(Saved data entries)
####################

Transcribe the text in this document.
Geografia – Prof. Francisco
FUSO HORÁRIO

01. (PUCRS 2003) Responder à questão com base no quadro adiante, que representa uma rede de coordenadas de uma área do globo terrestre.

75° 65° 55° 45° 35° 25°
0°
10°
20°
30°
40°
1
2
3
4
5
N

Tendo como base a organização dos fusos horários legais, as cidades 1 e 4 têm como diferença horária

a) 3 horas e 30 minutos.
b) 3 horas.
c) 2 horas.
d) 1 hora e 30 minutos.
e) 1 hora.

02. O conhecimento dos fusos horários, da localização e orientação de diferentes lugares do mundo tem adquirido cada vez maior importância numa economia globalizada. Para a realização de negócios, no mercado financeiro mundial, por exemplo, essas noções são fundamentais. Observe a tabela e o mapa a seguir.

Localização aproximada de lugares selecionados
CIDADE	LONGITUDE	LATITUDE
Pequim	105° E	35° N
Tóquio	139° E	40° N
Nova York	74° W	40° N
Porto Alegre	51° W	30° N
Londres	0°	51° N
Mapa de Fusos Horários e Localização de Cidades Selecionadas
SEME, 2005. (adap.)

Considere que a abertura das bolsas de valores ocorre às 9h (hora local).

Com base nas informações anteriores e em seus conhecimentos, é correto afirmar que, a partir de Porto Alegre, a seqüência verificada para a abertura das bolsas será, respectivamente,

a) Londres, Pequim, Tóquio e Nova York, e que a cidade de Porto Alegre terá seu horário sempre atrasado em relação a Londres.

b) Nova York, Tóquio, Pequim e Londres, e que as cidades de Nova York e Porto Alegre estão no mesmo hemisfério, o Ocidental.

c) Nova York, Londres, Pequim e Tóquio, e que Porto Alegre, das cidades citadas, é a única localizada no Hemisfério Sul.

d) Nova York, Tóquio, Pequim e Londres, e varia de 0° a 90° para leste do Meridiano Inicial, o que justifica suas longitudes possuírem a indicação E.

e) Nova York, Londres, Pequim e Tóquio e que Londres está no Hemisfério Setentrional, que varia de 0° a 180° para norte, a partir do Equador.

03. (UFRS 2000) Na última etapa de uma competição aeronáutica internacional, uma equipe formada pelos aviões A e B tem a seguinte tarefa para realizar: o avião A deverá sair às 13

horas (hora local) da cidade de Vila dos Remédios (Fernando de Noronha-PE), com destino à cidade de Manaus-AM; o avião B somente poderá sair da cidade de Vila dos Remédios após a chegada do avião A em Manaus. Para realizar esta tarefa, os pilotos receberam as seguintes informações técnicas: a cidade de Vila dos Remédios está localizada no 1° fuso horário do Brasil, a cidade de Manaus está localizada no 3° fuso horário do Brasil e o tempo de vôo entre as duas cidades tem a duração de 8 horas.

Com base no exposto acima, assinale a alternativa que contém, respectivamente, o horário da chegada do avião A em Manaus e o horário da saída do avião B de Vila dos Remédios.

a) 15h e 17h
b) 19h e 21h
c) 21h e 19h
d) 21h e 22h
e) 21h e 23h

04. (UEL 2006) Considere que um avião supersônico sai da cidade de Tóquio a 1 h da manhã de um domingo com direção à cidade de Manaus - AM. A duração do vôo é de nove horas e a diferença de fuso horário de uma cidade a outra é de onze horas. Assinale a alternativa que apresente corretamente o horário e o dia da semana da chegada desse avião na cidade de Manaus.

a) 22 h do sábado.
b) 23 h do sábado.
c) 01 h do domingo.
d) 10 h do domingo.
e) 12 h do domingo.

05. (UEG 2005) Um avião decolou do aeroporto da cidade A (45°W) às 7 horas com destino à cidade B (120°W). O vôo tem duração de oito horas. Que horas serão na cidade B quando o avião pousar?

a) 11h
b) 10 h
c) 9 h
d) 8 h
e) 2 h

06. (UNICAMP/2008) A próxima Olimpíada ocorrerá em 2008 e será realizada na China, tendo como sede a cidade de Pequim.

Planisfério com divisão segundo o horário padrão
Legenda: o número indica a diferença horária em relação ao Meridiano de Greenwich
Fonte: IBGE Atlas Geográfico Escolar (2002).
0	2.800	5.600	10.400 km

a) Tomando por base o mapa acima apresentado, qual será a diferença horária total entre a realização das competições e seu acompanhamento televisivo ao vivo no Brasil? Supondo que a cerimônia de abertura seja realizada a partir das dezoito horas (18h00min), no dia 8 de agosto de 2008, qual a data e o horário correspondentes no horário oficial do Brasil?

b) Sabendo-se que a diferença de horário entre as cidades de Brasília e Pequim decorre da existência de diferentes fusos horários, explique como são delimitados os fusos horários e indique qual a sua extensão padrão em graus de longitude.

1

####################

## Goal
Scan the listing above. Gather each line that contains the word "tarefa".

## Answer to the task
03. (UFRS 2000) Na última etapa de uma competição aeronáutica internacional, uma equipe formada pelos aviões A e B tem a seguinte tarefa para realizar: o avião A deverá sair às 13
horas (hora local) da cidade de Vila dos Remédios (Fernando de Noronha-PE), com destino à cidade de Manaus-AM; o avião B somente poderá sair da cidade de Vila dos Remédios após a chegada do avião A em Manaus. Para realizar esta tarefa, os pilotos receberam as seguintes informações técnicas: a cidade de Vila dos Remédios está localizada no 1° fuso horário do Brasil, a cidade de Manaus está localizada no 3° fuso horário do Brasil e o tempo de vôo entre as duas cidades tem a duração de 8 horas.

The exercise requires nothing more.